#### REQUIRED TASK
Return every record verbatim.

** START STORED RECORDS **

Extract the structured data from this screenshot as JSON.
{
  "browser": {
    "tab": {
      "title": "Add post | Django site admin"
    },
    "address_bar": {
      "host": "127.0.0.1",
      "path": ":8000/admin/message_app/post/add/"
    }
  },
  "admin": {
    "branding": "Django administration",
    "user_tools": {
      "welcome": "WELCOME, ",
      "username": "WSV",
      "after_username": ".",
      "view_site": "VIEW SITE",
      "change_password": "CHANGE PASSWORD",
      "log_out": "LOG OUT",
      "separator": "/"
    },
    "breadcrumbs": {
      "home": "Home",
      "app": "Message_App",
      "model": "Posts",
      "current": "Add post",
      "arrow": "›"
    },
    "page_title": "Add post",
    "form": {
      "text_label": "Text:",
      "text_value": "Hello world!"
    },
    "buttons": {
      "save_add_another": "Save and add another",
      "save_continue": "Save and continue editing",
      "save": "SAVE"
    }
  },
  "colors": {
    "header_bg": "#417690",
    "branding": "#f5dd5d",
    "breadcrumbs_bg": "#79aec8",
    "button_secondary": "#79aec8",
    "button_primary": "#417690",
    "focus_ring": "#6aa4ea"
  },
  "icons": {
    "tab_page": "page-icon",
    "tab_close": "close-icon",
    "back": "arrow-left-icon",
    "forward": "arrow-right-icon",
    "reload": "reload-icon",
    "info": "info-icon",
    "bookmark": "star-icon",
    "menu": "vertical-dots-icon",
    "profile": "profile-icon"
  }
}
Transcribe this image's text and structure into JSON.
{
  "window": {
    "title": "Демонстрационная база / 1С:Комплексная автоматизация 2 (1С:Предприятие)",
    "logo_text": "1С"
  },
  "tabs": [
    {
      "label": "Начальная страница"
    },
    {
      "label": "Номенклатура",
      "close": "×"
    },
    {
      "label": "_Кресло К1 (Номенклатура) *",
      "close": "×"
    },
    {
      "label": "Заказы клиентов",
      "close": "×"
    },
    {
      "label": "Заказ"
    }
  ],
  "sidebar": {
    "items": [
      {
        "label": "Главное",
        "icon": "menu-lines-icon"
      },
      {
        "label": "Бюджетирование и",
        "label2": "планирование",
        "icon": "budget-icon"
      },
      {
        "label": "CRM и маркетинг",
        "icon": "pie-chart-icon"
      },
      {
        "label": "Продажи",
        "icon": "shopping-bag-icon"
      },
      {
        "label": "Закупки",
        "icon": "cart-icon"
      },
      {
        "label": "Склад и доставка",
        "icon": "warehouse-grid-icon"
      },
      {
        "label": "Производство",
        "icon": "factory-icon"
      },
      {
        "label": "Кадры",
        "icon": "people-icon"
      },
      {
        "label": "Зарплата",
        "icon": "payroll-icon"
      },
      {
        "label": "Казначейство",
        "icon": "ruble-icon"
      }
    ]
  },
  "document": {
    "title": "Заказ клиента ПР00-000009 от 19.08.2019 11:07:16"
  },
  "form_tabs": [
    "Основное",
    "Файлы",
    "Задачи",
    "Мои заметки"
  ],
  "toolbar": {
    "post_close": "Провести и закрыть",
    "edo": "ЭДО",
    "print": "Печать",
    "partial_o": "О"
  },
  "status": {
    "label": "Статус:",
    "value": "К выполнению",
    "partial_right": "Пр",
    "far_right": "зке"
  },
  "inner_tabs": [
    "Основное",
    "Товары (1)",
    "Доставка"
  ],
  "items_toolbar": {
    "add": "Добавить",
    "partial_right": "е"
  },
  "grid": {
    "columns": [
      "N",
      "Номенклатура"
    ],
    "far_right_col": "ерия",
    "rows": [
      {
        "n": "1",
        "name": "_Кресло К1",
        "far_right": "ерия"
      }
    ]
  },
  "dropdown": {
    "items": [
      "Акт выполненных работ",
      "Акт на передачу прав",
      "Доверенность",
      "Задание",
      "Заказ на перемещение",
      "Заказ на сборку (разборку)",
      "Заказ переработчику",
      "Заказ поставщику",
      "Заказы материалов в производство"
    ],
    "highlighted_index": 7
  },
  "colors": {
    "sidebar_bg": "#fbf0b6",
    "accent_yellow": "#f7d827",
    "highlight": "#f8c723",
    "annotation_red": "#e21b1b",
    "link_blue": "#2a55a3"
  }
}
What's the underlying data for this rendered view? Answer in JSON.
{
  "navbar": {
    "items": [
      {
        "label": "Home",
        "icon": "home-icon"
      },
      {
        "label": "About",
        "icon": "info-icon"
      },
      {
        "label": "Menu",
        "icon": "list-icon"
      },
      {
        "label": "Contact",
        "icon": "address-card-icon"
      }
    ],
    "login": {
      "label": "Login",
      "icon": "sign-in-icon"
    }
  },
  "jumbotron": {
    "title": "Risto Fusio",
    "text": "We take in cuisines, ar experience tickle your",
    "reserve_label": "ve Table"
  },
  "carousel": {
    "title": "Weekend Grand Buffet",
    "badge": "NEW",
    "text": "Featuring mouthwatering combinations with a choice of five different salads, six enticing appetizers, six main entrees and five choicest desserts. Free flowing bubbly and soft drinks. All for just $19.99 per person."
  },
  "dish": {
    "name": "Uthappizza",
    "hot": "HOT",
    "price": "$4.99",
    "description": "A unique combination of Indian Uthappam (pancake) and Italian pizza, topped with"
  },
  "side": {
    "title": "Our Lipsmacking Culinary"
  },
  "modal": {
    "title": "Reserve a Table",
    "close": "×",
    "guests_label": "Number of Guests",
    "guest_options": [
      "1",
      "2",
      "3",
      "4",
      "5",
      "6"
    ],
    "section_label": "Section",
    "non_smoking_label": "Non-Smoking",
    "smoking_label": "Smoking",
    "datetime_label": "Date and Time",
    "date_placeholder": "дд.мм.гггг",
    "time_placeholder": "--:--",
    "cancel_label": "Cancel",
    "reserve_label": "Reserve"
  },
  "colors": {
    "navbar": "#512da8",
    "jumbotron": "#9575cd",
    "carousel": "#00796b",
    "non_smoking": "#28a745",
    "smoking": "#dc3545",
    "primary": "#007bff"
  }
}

** END STORED RECORDS **

#### SOLUTION BELOW
Extract the structured data from this screenshot as JSON.
{
  "browser": {
    "tab": {
      "title": "Add post | Django site admin"
    },
    "address_bar": {
      "host": "127.0.0.1",
      "path": ":8000/admin/message_app/post/add/"
    }
  },
  "admin": {
    "branding": "Django administration",
    "user_tools": {
      "welcome": "WELCOME, ",
      "username": "WSV",
      "after_username": ".",
      "view_site": "VIEW SITE",
      "change_password": "CHANGE PASSWORD",
      "log_out": "LOG OUT",
      "separator": "/"
    },
    "breadcrumbs": {
      "home": "Home",
      "app": "Message_App",
      "model": "Posts",
      "current": "Add post",
      "arrow": "›"
    },
    "page_title": "Add post",
    "form": {
      "text_label": "Text:",
      "text_value": "Hello world!"
    },
    "buttons": {
      "save_add_another": "Save and add another",
      "save_continue": "Save and continue editing",
      "save": "SAVE"
    }
  },
  "colors": {
    "header_bg": "#417690",
    "branding": "#f5dd5d",
    "breadcrumbs_bg": "#79aec8",
    "button_secondary": "#79aec8",
    "button_primary": "#417690",
    "focus_ring": "#6aa4ea"
  },
  "icons": {
    "tab_page": "page-icon",
    "tab_close": "close-icon",
    "back": "arrow-left-icon",
    "forward": "arrow-right-icon",
    "reload": "reload-icon",
    "info": "info-icon",
    "bookmark": "star-icon",
    "menu": "vertical-dots-icon",
    "profile": "profile-icon"
  }
}
Transcribe this image's text and structure into JSON.
{
  "window": {
    "title": "Демонстрационная база / 1С:Комплексная автоматизация 2 (1С:Предприятие)",
    "logo_text": "1С"
  },
  "tabs": [
    {
      "label": "Начальная страница"
    },
    {
      "label": "Номенклатура",
      "close": "×"
    },
    {
      "label": "_Кресло К1 (Номенклатура) *",
      "close": "×"
    },
    {
      "label": "Заказы клиентов",
      "close": "×"
    },
    {
      "label": "Заказ"
    }
  ],
  "sidebar": {
    "items": [
      {
        "label": "Главное",
        "icon": "menu-lines-icon"
      },
      {
        "label": "Бюджетирование и",
        "label2": "планирование",
        "icon": "budget-icon"
      },
      {
        "label": "CRM и маркетинг",
        "icon": "pie-chart-icon"
      },
      {
        "label": "Продажи",
        "icon": "shopping-bag-icon"
      },
      {
        "label": "Закупки",
        "icon": "cart-icon"
      },
      {
        "label": "Склад и доставка",
        "icon": "warehouse-grid-icon"
      },
      {
        "label": "Производство",
        "icon": "factory-icon"
      },
      {
        "label": "Кадры",
        "icon": "people-icon"
      },
      {
        "label": "Зарплата",
        "icon": "payroll-icon"
      },
      {
        "label": "Казначейство",
        "icon": "ruble-icon"
      }
    ]
  },
  "document": {
    "title": "Заказ клиента ПР00-000009 от 19.08.2019 11:07:16"
  },
  "form_tabs": [
    "Основное",
    "Файлы",
    "Задачи",
    "Мои заметки"
  ],
  "toolbar": {
    "post_close": "Провести и закрыть",
    "edo": "ЭДО",
    "print": "Печать",
    "partial_o": "О"
  },
  "status": {
    "label": "Статус:",
    "value": "К выполнению",
    "partial_right": "Пр",
    "far_right": "зке"
  },
  "inner_tabs": [
    "Основное",
    "Товары (1)",
    "Доставка"
  ],
  "items_toolbar": {
    "add": "Добавить",
    "partial_right": "е"
  },
  "grid": {
    "columns": [
      "N",
      "Номенклатура"
    ],
    "far_right_col": "ерия",
    "rows": [
      {
        "n": "1",
        "name": "_Кресло К1",
        "far_right": "ерия"
      }
    ]
  },
  "dropdown": {
    "items": [
      "Акт выполненных работ",
      "Акт на передачу прав",
      "Доверенность",
      "Задание",
      "Заказ на перемещение",
      "Заказ на сборку (разборку)",
      "Заказ переработчику",
      "Заказ поставщику",
      "Заказы материалов в производство"
    ],
    "highlighted_index": 7
  },
  "colors": {
    "sidebar_bg": "#fbf0b6",
    "accent_yellow": "#f7d827",
    "highlight": "#f8c723",
    "annotation_red": "#e21b1b",
    "link_blue": "#2a55a3"
  }
}
What's the underlying data for this rendered view? Answer in JSON.
{
  "navbar": {
    "items": [
      {
        "label": "Home",
        "icon": "home-icon"
      },
      {
        "label": "About",
        "icon": "info-icon"
      },
      {
        "label": "Menu",
        "icon": "list-icon"
      },
      {
        "label": "Contact",
        "icon": "address-card-icon"
      }
    ],
    "login": {
      "label": "Login",
      "icon": "sign-in-icon"
    }
  },
  "jumbotron": {
    "title": "Risto Fusio",
    "text": "We take in cuisines, ar experience tickle your",
    "reserve_label": "ve Table"
  },
  "carousel": {
    "title": "Weekend Grand Buffet",
    "badge": "NEW",
    "text": "Featuring mouthwatering combinations with a choice of five different salads, six enticing appetizers, six main entrees and five choicest desserts. Free flowing bubbly and soft drinks. All for just $19.99 per person."
  },
  "dish": {
    "name": "Uthappizza",
    "hot": "HOT",
    "price": "$4.99",
    "description": "A unique combination of Indian Uthappam (pancake) and Italian pizza, topped with"
  },
  "side": {
    "title": "Our Lipsmacking Culinary"
  },
  "modal": {
    "title": "Reserve a Table",
    "close": "×",
    "guests_label": "Number of Guests",
    "guest_options": [
      "1",
      "2",
      "3",
      "4",
      "5",
      "6"
    ],
    "section_label": "Section",
    "non_smoking_label": "Non-Smoking",
    "smoking_label": "Smoking",
    "datetime_label": "Date and Time",
    "date_placeholder": "дд.мм.гггг",
    "time_placeholder": "--:--",
    "cancel_label": "Cancel",
    "reserve_label": "Reserve"
  },
  "colors": {
    "navbar": "#512da8",
    "jumbotron": "#9575cd",
    "carousel": "#00796b",
    "non_smoking": "#28a745",
    "smoking": "#dc3545",
    "primary": "#007bff"
  }
}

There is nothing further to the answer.